[[ WORKING DATA open ]]

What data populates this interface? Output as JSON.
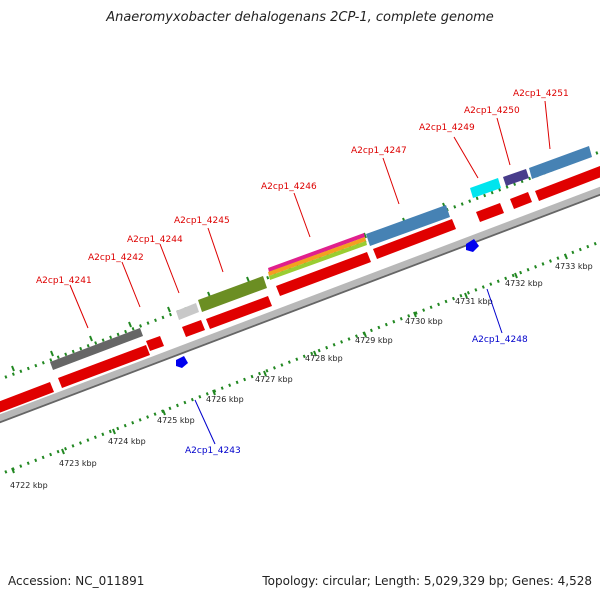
{
  "title": "Anaeromyxobacter dehalogenans 2CP-1, complete genome",
  "footer": {
    "accession": "Accession: NC_011891",
    "summary": "Topology: circular; Length: 5,029,329 bp; Genes: 4,528"
  },
  "ticks": [
    {
      "label": "4722 kbp"
    },
    {
      "label": "4723 kbp"
    },
    {
      "label": "4724 kbp"
    },
    {
      "label": "4725 kbp"
    },
    {
      "label": "4726 kbp"
    },
    {
      "label": "4727 kbp"
    },
    {
      "label": "4728 kbp"
    },
    {
      "label": "4729 kbp"
    },
    {
      "label": "4730 kbp"
    },
    {
      "label": "4731 kbp"
    },
    {
      "label": "4732 kbp"
    },
    {
      "label": "4733 kbp"
    }
  ],
  "genes_forward": [
    {
      "label": "A2cp1_4241"
    },
    {
      "label": "A2cp1_4242"
    },
    {
      "label": "A2cp1_4244"
    },
    {
      "label": "A2cp1_4245"
    },
    {
      "label": "A2cp1_4246"
    },
    {
      "label": "A2cp1_4247"
    },
    {
      "label": "A2cp1_4249"
    },
    {
      "label": "A2cp1_4250"
    },
    {
      "label": "A2cp1_4251"
    }
  ],
  "genes_reverse": [
    {
      "label": "A2cp1_4243"
    },
    {
      "label": "A2cp1_4248"
    }
  ],
  "colors": {
    "forward_label": "#dd0000",
    "reverse_label": "#0000cc",
    "cds": "#ff0000",
    "rna": "#0000ee",
    "backbone": "#999999",
    "tick": "#228822"
  }
}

[[ WORKING DATA closed ]]

▸ TASK ITEM
Quote the entries in full. Any image among them is to be omitted from the copy.

▸ TASK SOLUTION
What data populates this interface? Output as JSON.
{
  "title": "Anaeromyxobacter dehalogenans 2CP-1, complete genome",
  "footer": {
    "accession": "Accession: NC_011891",
    "summary": "Topology: circular; Length: 5,029,329 bp; Genes: 4,528"
  },
  "ticks": [
    {
      "label": "4722 kbp"
    },
    {
      "label": "4723 kbp"
    },
    {
      "label": "4724 kbp"
    },
    {
      "label": "4725 kbp"
    },
    {
      "label": "4726 kbp"
    },
    {
      "label": "4727 kbp"
    },
    {
      "label": "4728 kbp"
    },
    {
      "label": "4729 kbp"
    },
    {
      "label": "4730 kbp"
    },
    {
      "label": "4731 kbp"
    },
    {
      "label": "4732 kbp"
    },
    {
      "label": "4733 kbp"
    }
  ],
  "genes_forward": [
    {
      "label": "A2cp1_4241"
    },
    {
      "label": "A2cp1_4242"
    },
    {
      "label": "A2cp1_4244"
    },
    {
      "label": "A2cp1_4245"
    },
    {
      "label": "A2cp1_4246"
    },
    {
      "label": "A2cp1_4247"
    },
    {
      "label": "A2cp1_4249"
    },
    {
      "label": "A2cp1_4250"
    },
    {
      "label": "A2cp1_4251"
    }
  ],
  "genes_reverse": [
    {
      "label": "A2cp1_4243"
    },
    {
      "label": "A2cp1_4248"
    }
  ],
  "colors": {
    "forward_label": "#dd0000",
    "reverse_label": "#0000cc",
    "cds": "#ff0000",
    "rna": "#0000ee",
    "backbone": "#999999",
    "tick": "#228822"
  }
}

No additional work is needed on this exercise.